Aim
Pictures do not belong in the copy, so please give every entry below again exactly.

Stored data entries
——————
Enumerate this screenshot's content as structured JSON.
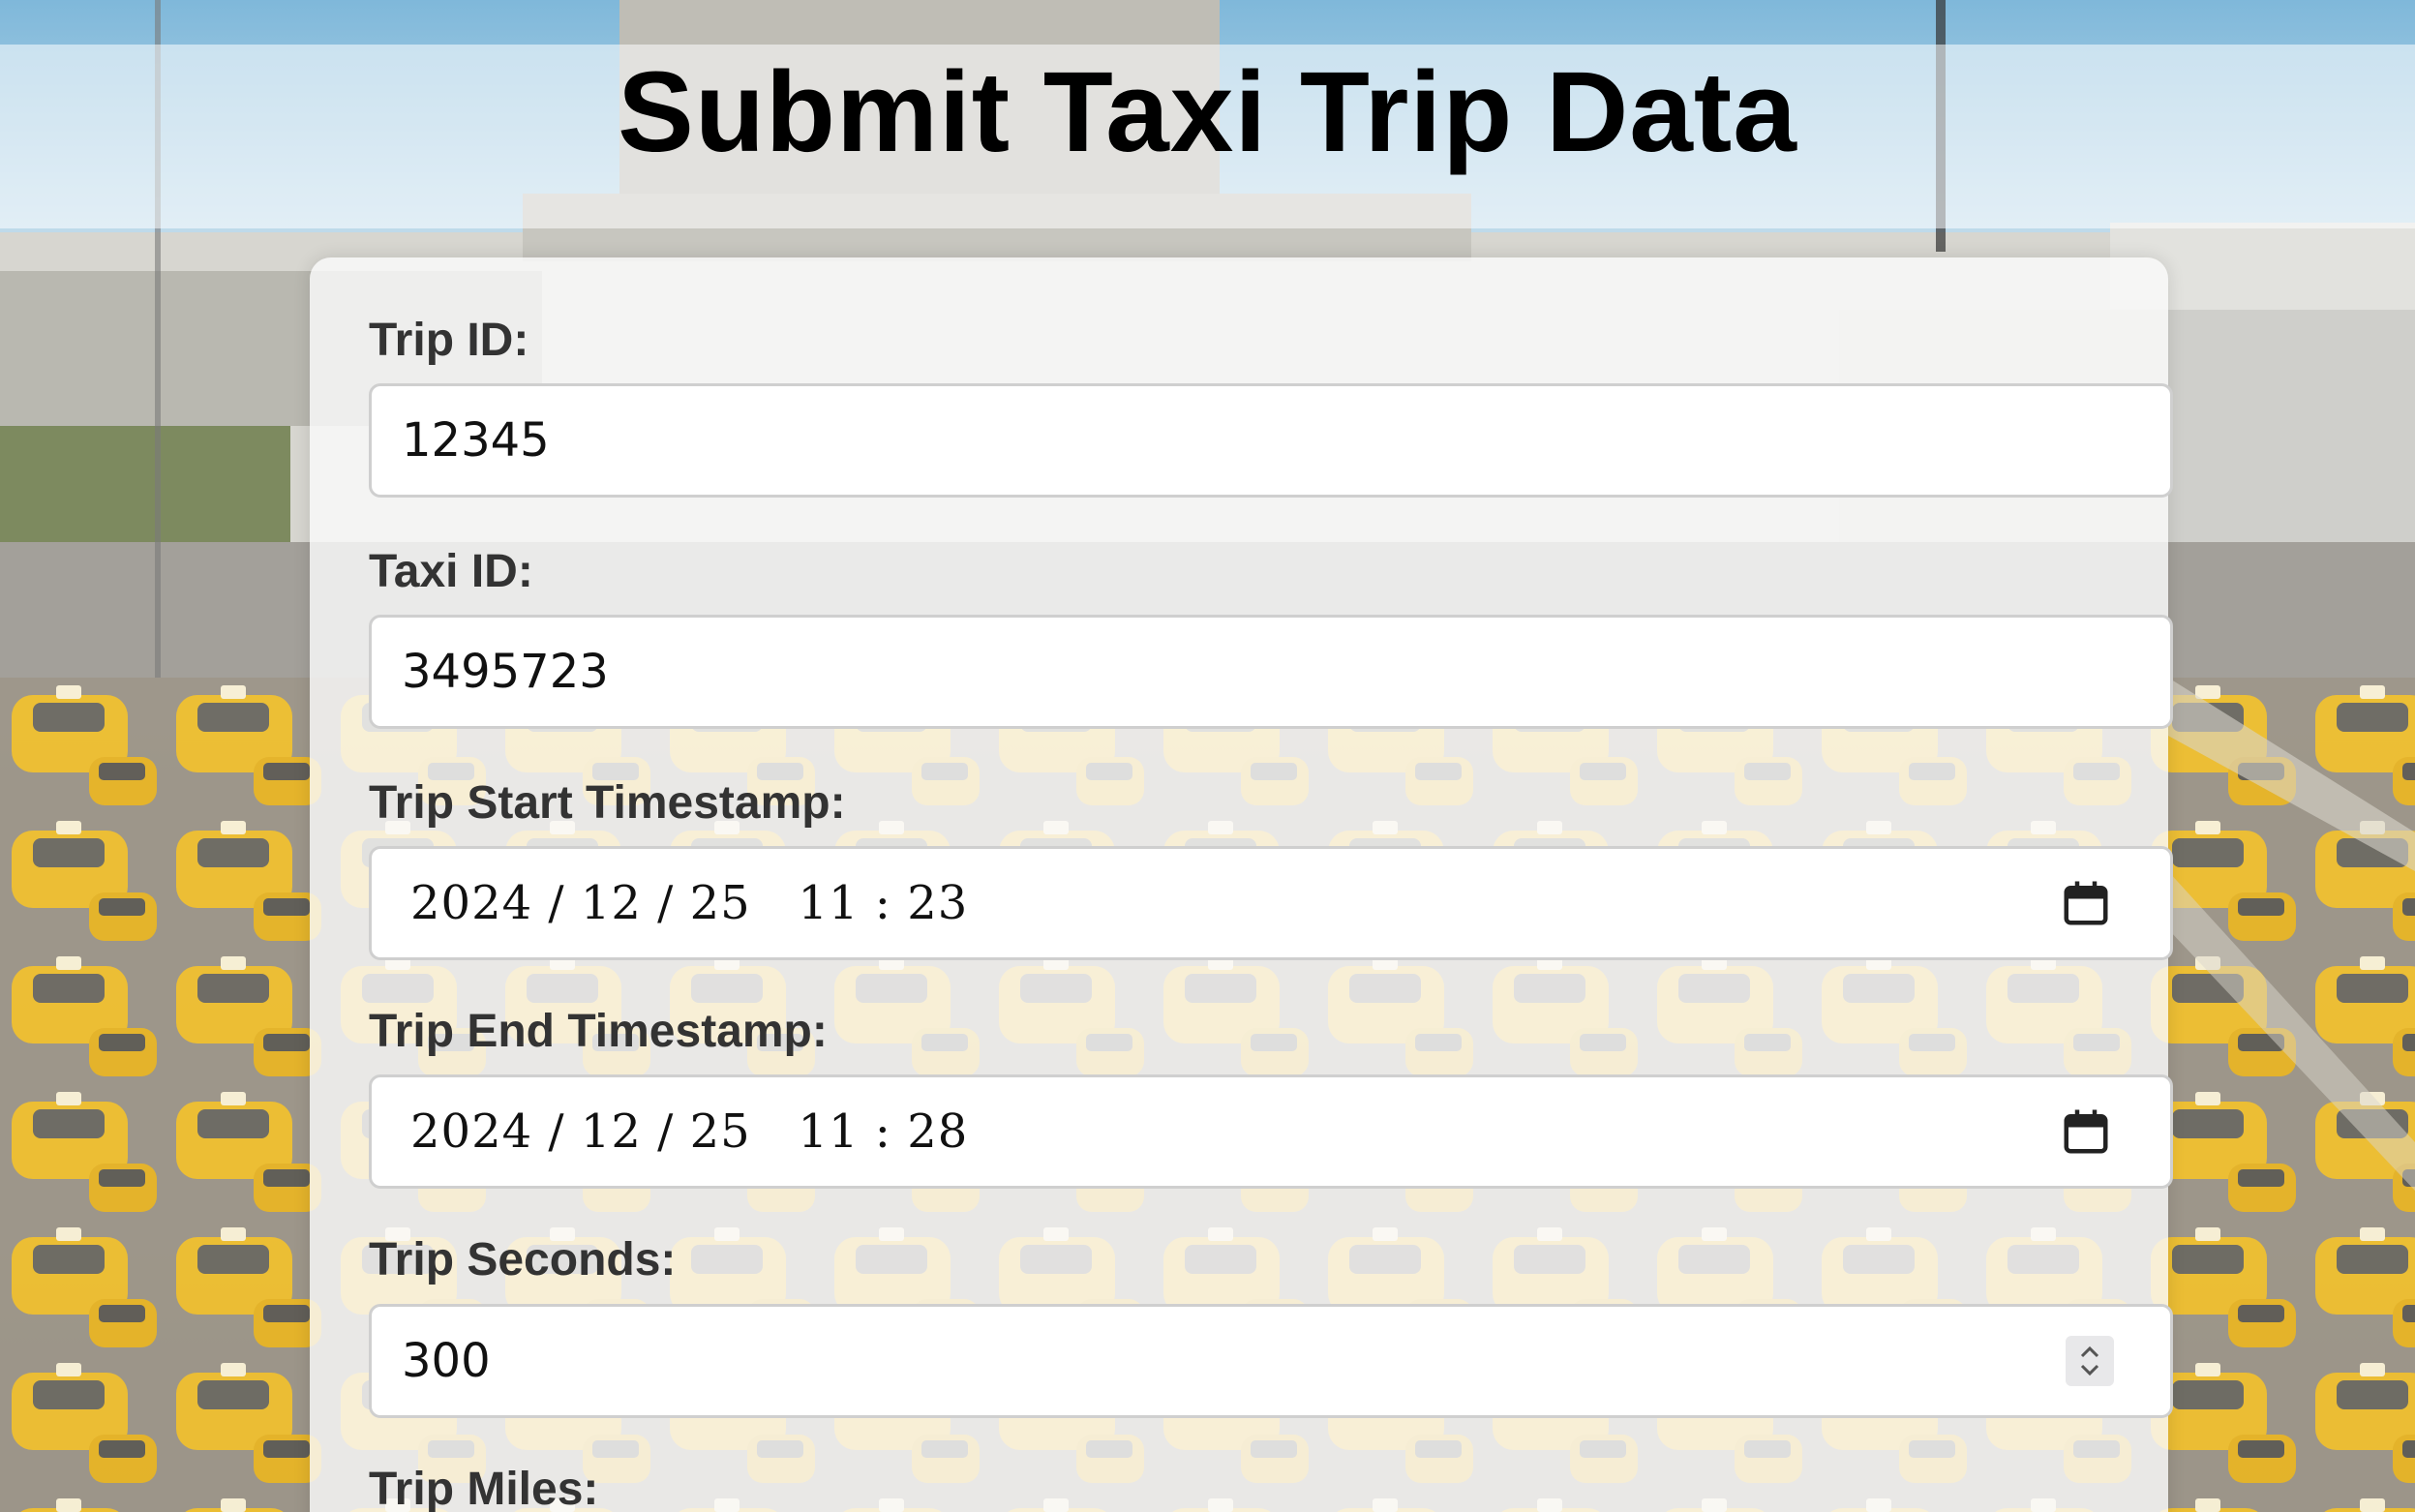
{
  "page": {
    "title": "Submit Taxi Trip Data"
  },
  "form": {
    "fields": [
      {
        "label": "Trip ID:",
        "value": "12345",
        "type": "text"
      },
      {
        "label": "Taxi ID:",
        "value": "3495723",
        "type": "text"
      },
      {
        "label": "Trip Start Timestamp:",
        "value": "2024 / 12 / 25   11 : 23",
        "type": "datetime",
        "icon": "calendar-icon"
      },
      {
        "label": "Trip End Timestamp:",
        "value": "2024 / 12 / 25   11 : 28",
        "type": "datetime",
        "icon": "calendar-icon"
      },
      {
        "label": "Trip Seconds:",
        "value": "300",
        "type": "number",
        "icon": "spinner-icon"
      },
      {
        "label": "Trip Miles:",
        "value": "",
        "type": "number"
      }
    ]
  },
  "colors": {
    "taxi_yellow": "#f2c12e",
    "sky": "#8fc0dc",
    "card": "#fafafa",
    "label_text": "#333333"
  }
}
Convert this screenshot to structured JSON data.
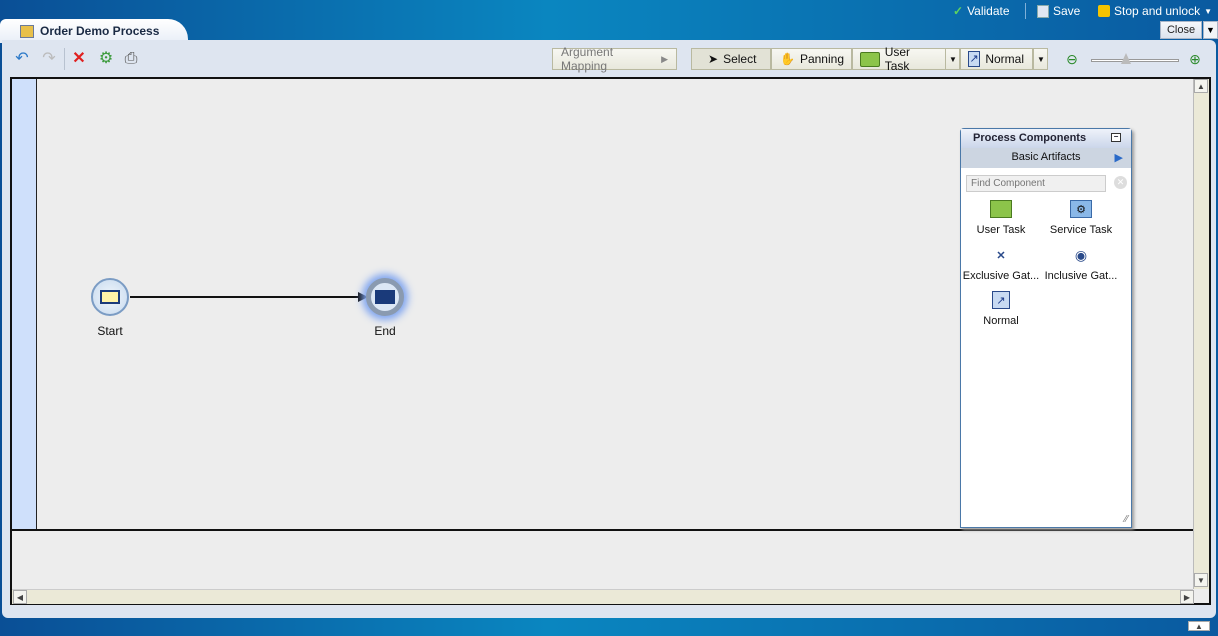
{
  "header": {
    "actions": [
      {
        "label": "Validate",
        "icon": "checkmark-icon"
      },
      {
        "label": "Save",
        "icon": "floppy-disk-icon"
      },
      {
        "label": "Stop and unlock",
        "icon": "padlock-icon"
      }
    ],
    "tab_title": "Order Demo Process",
    "close_label": "Close"
  },
  "toolbar": {
    "icons": [
      "undo-icon",
      "redo-icon",
      "delete-icon",
      "generate-icon",
      "print-icon"
    ],
    "argument_mapping": "Argument Mapping",
    "select": "Select",
    "panning": "Panning",
    "user_task": "User Task",
    "normal": "Normal",
    "zoom_level": 0.45
  },
  "diagram": {
    "nodes": [
      {
        "label": "Start",
        "type": "message start event"
      },
      {
        "label": "End",
        "type": "message end event"
      }
    ]
  },
  "palette": {
    "title": "Process Components",
    "section": "Basic Artifacts",
    "search_placeholder": "Find Component",
    "items": [
      {
        "label": "User Task",
        "icon": "user-task-icon"
      },
      {
        "label": "Service Task",
        "icon": "service-task-icon"
      },
      {
        "label": "Exclusive Gat...",
        "icon": "exclusive-gateway-icon"
      },
      {
        "label": "Inclusive Gat...",
        "icon": "inclusive-gateway-icon"
      },
      {
        "label": "Normal",
        "icon": "normal-flow-icon"
      }
    ]
  },
  "colors": {
    "brand_blue": "#0a6fb0",
    "lane": "#cfe0fb",
    "canvas": "#ededed"
  }
}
——————
Answer for the task
Enumerate this screenshot's content as structured JSON.
{
  "page": {
    "title": "Submit Taxi Trip Data"
  },
  "form": {
    "fields": [
      {
        "label": "Trip ID:",
        "value": "12345",
        "type": "text"
      },
      {
        "label": "Taxi ID:",
        "value": "3495723",
        "type": "text"
      },
      {
        "label": "Trip Start Timestamp:",
        "value": "2024 / 12 / 25   11 : 23",
        "type": "datetime",
        "icon": "calendar-icon"
      },
      {
        "label": "Trip End Timestamp:",
        "value": "2024 / 12 / 25   11 : 28",
        "type": "datetime",
        "icon": "calendar-icon"
      },
      {
        "label": "Trip Seconds:",
        "value": "300",
        "type": "number",
        "icon": "spinner-icon"
      },
      {
        "label": "Trip Miles:",
        "value": "",
        "type": "number"
      }
    ]
  },
  "colors": {
    "taxi_yellow": "#f2c12e",
    "sky": "#8fc0dc",
    "card": "#fafafa",
    "label_text": "#333333"
  }
}
Convert this screenshot to structured JSON data.
{
  "header": {
    "actions": [
      {
        "label": "Validate",
        "icon": "checkmark-icon"
      },
      {
        "label": "Save",
        "icon": "floppy-disk-icon"
      },
      {
        "label": "Stop and unlock",
        "icon": "padlock-icon"
      }
    ],
    "tab_title": "Order Demo Process",
    "close_label": "Close"
  },
  "toolbar": {
    "icons": [
      "undo-icon",
      "redo-icon",
      "delete-icon",
      "generate-icon",
      "print-icon"
    ],
    "argument_mapping": "Argument Mapping",
    "select": "Select",
    "panning": "Panning",
    "user_task": "User Task",
    "normal": "Normal",
    "zoom_level": 0.45
  },
  "diagram": {
    "nodes": [
      {
        "label": "Start",
        "type": "message start event"
      },
      {
        "label": "End",
        "type": "message end event"
      }
    ]
  },
  "palette": {
    "title": "Process Components",
    "section": "Basic Artifacts",
    "search_placeholder": "Find Component",
    "items": [
      {
        "label": "User Task",
        "icon": "user-task-icon"
      },
      {
        "label": "Service Task",
        "icon": "service-task-icon"
      },
      {
        "label": "Exclusive Gat...",
        "icon": "exclusive-gateway-icon"
      },
      {
        "label": "Inclusive Gat...",
        "icon": "inclusive-gateway-icon"
      },
      {
        "label": "Normal",
        "icon": "normal-flow-icon"
      }
    ]
  },
  "colors": {
    "brand_blue": "#0a6fb0",
    "lane": "#cfe0fb",
    "canvas": "#ededed"
  }
}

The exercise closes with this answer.